◆ WHAT YOU NEED TO DO ◆
Skip the images and copy each record exactly as written.

◆ DATA SECTION ◆
^^^^^^^^^^^^^^^^
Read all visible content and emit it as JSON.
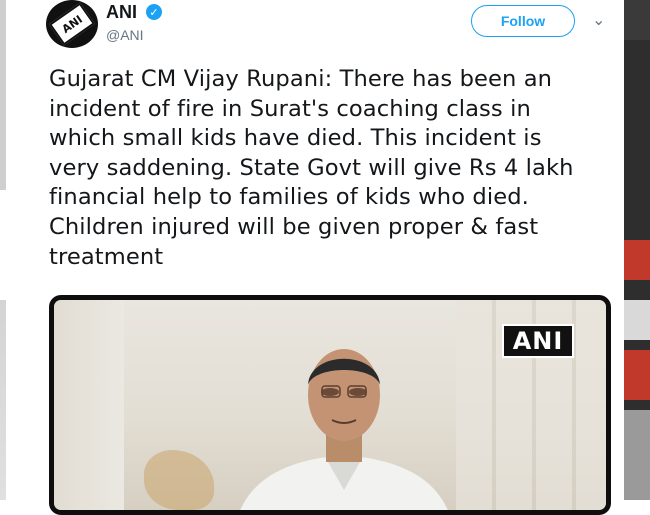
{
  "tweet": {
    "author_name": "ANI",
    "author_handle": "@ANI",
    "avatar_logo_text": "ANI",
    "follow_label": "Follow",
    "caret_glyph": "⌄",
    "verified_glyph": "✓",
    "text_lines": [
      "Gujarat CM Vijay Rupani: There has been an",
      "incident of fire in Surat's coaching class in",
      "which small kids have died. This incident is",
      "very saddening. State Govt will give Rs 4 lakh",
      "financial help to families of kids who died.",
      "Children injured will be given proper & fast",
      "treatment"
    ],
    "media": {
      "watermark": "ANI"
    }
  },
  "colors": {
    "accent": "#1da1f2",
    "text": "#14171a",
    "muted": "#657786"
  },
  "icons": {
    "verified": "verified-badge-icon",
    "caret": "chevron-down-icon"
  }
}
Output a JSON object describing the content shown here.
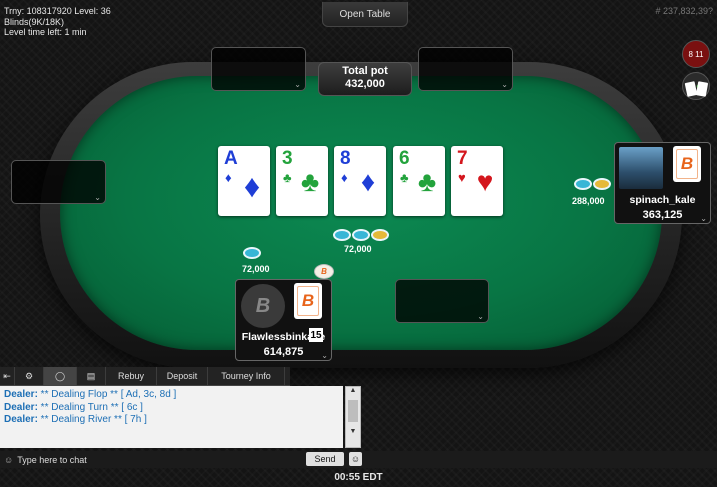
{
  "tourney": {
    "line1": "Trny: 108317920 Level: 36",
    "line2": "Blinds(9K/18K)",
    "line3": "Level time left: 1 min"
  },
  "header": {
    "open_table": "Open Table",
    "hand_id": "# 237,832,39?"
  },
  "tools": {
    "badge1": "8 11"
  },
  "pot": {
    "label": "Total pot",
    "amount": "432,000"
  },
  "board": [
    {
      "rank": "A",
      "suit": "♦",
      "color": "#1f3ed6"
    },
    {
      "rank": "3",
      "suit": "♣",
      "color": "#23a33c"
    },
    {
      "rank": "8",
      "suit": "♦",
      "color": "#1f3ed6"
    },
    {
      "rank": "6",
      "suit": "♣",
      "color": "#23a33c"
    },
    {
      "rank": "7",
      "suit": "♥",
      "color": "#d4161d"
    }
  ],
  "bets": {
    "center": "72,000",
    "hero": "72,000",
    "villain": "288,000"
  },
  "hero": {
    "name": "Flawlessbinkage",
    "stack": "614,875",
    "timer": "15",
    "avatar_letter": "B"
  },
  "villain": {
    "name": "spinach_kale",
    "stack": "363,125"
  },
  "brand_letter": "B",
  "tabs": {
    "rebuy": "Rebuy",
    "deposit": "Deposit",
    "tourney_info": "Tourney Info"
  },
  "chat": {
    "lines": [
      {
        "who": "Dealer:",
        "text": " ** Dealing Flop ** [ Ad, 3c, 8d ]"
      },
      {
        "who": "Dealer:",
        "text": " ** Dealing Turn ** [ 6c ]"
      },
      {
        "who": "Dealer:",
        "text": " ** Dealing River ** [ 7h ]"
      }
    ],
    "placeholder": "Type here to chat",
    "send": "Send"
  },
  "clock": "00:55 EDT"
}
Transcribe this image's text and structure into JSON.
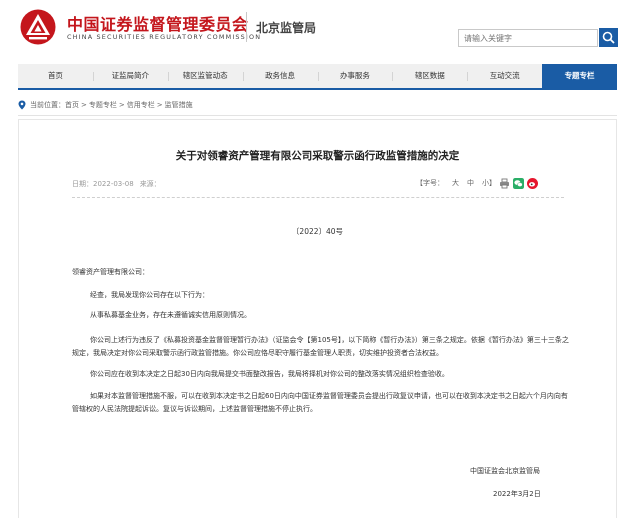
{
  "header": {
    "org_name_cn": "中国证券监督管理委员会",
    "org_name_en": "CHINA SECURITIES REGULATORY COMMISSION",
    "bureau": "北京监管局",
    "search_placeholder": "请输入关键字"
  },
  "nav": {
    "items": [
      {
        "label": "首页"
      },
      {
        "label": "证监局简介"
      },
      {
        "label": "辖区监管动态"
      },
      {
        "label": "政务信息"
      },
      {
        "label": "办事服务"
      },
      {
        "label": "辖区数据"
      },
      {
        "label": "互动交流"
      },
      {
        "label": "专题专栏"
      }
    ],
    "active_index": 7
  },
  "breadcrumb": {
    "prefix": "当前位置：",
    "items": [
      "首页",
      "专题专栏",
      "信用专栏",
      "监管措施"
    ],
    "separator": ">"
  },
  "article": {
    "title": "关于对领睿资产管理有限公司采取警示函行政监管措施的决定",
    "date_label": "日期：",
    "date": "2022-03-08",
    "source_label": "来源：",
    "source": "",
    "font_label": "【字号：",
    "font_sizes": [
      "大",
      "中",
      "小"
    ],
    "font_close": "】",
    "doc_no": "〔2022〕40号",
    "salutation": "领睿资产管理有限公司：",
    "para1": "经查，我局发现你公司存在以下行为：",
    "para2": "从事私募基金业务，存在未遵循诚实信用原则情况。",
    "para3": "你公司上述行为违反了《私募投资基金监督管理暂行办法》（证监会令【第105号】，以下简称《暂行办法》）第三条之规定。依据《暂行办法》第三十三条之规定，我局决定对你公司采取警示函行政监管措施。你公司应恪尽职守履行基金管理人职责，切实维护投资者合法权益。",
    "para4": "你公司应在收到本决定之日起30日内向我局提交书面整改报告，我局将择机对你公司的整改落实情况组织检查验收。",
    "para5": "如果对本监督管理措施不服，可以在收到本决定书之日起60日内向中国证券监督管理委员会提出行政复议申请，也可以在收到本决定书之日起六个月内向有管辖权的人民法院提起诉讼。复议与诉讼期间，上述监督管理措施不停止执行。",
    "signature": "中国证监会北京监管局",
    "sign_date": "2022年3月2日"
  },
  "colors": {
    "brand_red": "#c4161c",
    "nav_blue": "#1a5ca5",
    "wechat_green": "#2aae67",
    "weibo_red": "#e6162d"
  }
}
^^^^^^^^^^^^^^^^
◆ SOLUTION FOR THIS TASK ◆
Read all visible content and emit it as JSON.
{
  "tweet": {
    "author_name": "ANI",
    "author_handle": "@ANI",
    "avatar_logo_text": "ANI",
    "follow_label": "Follow",
    "caret_glyph": "⌄",
    "verified_glyph": "✓",
    "text_lines": [
      "Gujarat CM Vijay Rupani: There has been an",
      "incident of fire in Surat's coaching class in",
      "which small kids have died. This incident is",
      "very saddening. State Govt will give Rs 4 lakh",
      "financial help to families of kids who died.",
      "Children injured will be given proper & fast",
      "treatment"
    ],
    "media": {
      "watermark": "ANI"
    }
  },
  "colors": {
    "accent": "#1da1f2",
    "text": "#14171a",
    "muted": "#657786"
  },
  "icons": {
    "verified": "verified-badge-icon",
    "caret": "chevron-down-icon"
  }
}
Output a JSON object describing the content shown here.
{
  "tourney": {
    "line1": "Trny: 108317920 Level: 36",
    "line2": "Blinds(9K/18K)",
    "line3": "Level time left: 1 min"
  },
  "header": {
    "open_table": "Open Table",
    "hand_id": "# 237,832,39?"
  },
  "tools": {
    "badge1": "8 11"
  },
  "pot": {
    "label": "Total pot",
    "amount": "432,000"
  },
  "board": [
    {
      "rank": "A",
      "suit": "♦",
      "color": "#1f3ed6"
    },
    {
      "rank": "3",
      "suit": "♣",
      "color": "#23a33c"
    },
    {
      "rank": "8",
      "suit": "♦",
      "color": "#1f3ed6"
    },
    {
      "rank": "6",
      "suit": "♣",
      "color": "#23a33c"
    },
    {
      "rank": "7",
      "suit": "♥",
      "color": "#d4161d"
    }
  ],
  "bets": {
    "center": "72,000",
    "hero": "72,000",
    "villain": "288,000"
  },
  "hero": {
    "name": "Flawlessbinkage",
    "stack": "614,875",
    "timer": "15",
    "avatar_letter": "B"
  },
  "villain": {
    "name": "spinach_kale",
    "stack": "363,125"
  },
  "brand_letter": "B",
  "tabs": {
    "rebuy": "Rebuy",
    "deposit": "Deposit",
    "tourney_info": "Tourney Info"
  },
  "chat": {
    "lines": [
      {
        "who": "Dealer:",
        "text": " ** Dealing Flop ** [ Ad, 3c, 8d ]"
      },
      {
        "who": "Dealer:",
        "text": " ** Dealing Turn ** [ 6c ]"
      },
      {
        "who": "Dealer:",
        "text": " ** Dealing River ** [ 7h ]"
      }
    ],
    "placeholder": "Type here to chat",
    "send": "Send"
  },
  "clock": "00:55 EDT"
}
Transcribe this image's text and structure into JSON.
{
  "header": {
    "org_name_cn": "中国证券监督管理委员会",
    "org_name_en": "CHINA SECURITIES REGULATORY COMMISSION",
    "bureau": "北京监管局",
    "search_placeholder": "请输入关键字"
  },
  "nav": {
    "items": [
      {
        "label": "首页"
      },
      {
        "label": "证监局简介"
      },
      {
        "label": "辖区监管动态"
      },
      {
        "label": "政务信息"
      },
      {
        "label": "办事服务"
      },
      {
        "label": "辖区数据"
      },
      {
        "label": "互动交流"
      },
      {
        "label": "专题专栏"
      }
    ],
    "active_index": 7
  },
  "breadcrumb": {
    "prefix": "当前位置：",
    "items": [
      "首页",
      "专题专栏",
      "信用专栏",
      "监管措施"
    ],
    "separator": ">"
  },
  "article": {
    "title": "关于对领睿资产管理有限公司采取警示函行政监管措施的决定",
    "date_label": "日期：",
    "date": "2022-03-08",
    "source_label": "来源：",
    "source": "",
    "font_label": "【字号：",
    "font_sizes": [
      "大",
      "中",
      "小"
    ],
    "font_close": "】",
    "doc_no": "〔2022〕40号",
    "salutation": "领睿资产管理有限公司：",
    "para1": "经查，我局发现你公司存在以下行为：",
    "para2": "从事私募基金业务，存在未遵循诚实信用原则情况。",
    "para3": "你公司上述行为违反了《私募投资基金监督管理暂行办法》（证监会令【第105号】，以下简称《暂行办法》）第三条之规定。依据《暂行办法》第三十三条之规定，我局决定对你公司采取警示函行政监管措施。你公司应恪尽职守履行基金管理人职责，切实维护投资者合法权益。",
    "para4": "你公司应在收到本决定之日起30日内向我局提交书面整改报告，我局将择机对你公司的整改落实情况组织检查验收。",
    "para5": "如果对本监督管理措施不服，可以在收到本决定书之日起60日内向中国证券监督管理委员会提出行政复议申请，也可以在收到本决定书之日起六个月内向有管辖权的人民法院提起诉讼。复议与诉讼期间，上述监督管理措施不停止执行。",
    "signature": "中国证监会北京监管局",
    "sign_date": "2022年3月2日"
  },
  "colors": {
    "brand_red": "#c4161c",
    "nav_blue": "#1a5ca5",
    "wechat_green": "#2aae67",
    "weibo_red": "#e6162d"
  }
}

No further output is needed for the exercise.